- Born: Paul Sabin Nassif June 6, 1962 (age 64) Los Angeles, California, U.S.
- Education: University of Southern California (BS, MD)
- Occupations: Facial plastic surgeon; television personality;
- Spouse: Adrienne Maloof ​ ​(m. 2002; div. 2012)​ ; Brittany Pattakos ​(m. 2019)​;
- Children: 5
- Website: drpaulnassif.com

= Paul Nassif =

American plastic surgeon and television personality

Paul Sabin Nassif (born June 6, 1962) is an American otolaryngologist (ENT) and facial plastic surgeon, and a television personality. Nassif is a member of the American Academy of Facial Plastic and Reconstructive Surgery.

Nassif is best known for co-hosting the E! reality series Botched with Terry Dubrow. The plastic surgery-themed show premiered on June 24, 2014, and has aired for eight seasons (as of 2024), and its spin-off series Botched by Nature, starring both Dubrow and Nassif, aired in 2016. He has also appeared on E!'s Dr. 90210, and the first three seasons of The Real Housewives of Beverly Hills, on which his ex-wife Adrienne Maloof was a main cast member.

==Education==
Nassif went to Loyola High School in Los Angeles, California, and the University of Southern California, graduating with a B.S. in business in 1984. He attended Rosalind Franklin University of Medicine and Science/Chicago Medical School in his first two years of medical education, and University of Southern California School of Medicine for the latter two years, graduating in 1992. He completed a general surgery internship at the University of New Mexico Health Sciences Center, followed by an otolaryngology-head and neck surgery (ENT) residency at the University of New Mexico from 1993 to 1997. He subsequently completed a facial plastic and reconstructive surgery fellowship at St. Louis University School of Medicine in 1998.

==Personal life==
Nassif is of Lebanese descent. On May 2, 2002, Nassif married Adrienne Maloof, a businesswoman and member of the Maloof family. The couple had three sons together: Gavin, Colin and Christian. They resided in Beverly Hills, California. Nassif filed for separation from Adrienne on July 30, 2012. Nassif's lawyer, Lisa Meyer, argued that Maloof displayed repetitive bouts of verbal and physical abuse towards him in the presence of their children. They were divorced on November 8, 2012.

On June 1, 2019, Nassif became engaged to Brittany Pattakos. On Saturday, September 28, 2019, the couple married in Santorini. Nassif and Pattakos have two children together. Their daughter, Paulina Anne, was born on October 12, 2020. Their son, Paul Michael Nassif Jr., was born on January 9, 2025.

════

Problem description →
Answer the following from the Paul Nassif article.
(a) On what date did Botched premiere?
(b) In what year did Nassif graduate from the University of Southern California with a B.S. in business?
(c) Where did Nassif and Brittany Pattakos marry on September 28, 2019?

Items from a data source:
════

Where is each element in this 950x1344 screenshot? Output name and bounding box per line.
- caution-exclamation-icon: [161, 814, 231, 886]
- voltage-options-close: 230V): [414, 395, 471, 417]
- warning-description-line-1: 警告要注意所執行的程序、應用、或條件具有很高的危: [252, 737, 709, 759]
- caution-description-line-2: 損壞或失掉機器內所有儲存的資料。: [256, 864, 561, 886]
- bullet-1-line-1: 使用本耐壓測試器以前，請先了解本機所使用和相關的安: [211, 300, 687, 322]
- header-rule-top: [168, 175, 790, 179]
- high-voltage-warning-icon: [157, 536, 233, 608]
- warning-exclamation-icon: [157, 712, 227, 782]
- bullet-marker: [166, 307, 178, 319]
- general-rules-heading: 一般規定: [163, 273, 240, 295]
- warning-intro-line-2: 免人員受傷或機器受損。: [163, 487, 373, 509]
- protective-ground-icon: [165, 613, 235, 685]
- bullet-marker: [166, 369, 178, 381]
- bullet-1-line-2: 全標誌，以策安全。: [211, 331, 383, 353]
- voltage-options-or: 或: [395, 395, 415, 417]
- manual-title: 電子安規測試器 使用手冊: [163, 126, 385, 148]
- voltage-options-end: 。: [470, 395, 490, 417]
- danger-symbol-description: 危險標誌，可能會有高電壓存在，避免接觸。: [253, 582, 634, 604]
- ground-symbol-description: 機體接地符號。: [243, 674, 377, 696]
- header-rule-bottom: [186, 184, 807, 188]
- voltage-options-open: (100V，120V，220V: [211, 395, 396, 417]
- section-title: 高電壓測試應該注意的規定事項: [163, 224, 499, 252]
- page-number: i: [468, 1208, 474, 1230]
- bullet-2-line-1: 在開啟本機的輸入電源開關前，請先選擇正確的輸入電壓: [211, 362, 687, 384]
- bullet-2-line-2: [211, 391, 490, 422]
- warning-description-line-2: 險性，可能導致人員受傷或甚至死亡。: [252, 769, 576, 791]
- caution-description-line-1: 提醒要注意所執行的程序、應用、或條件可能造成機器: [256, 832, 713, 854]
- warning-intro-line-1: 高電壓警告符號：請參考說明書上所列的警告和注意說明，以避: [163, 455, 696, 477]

════

Response →
(a) June 24, 2014
(b) 1984
(c) Santorini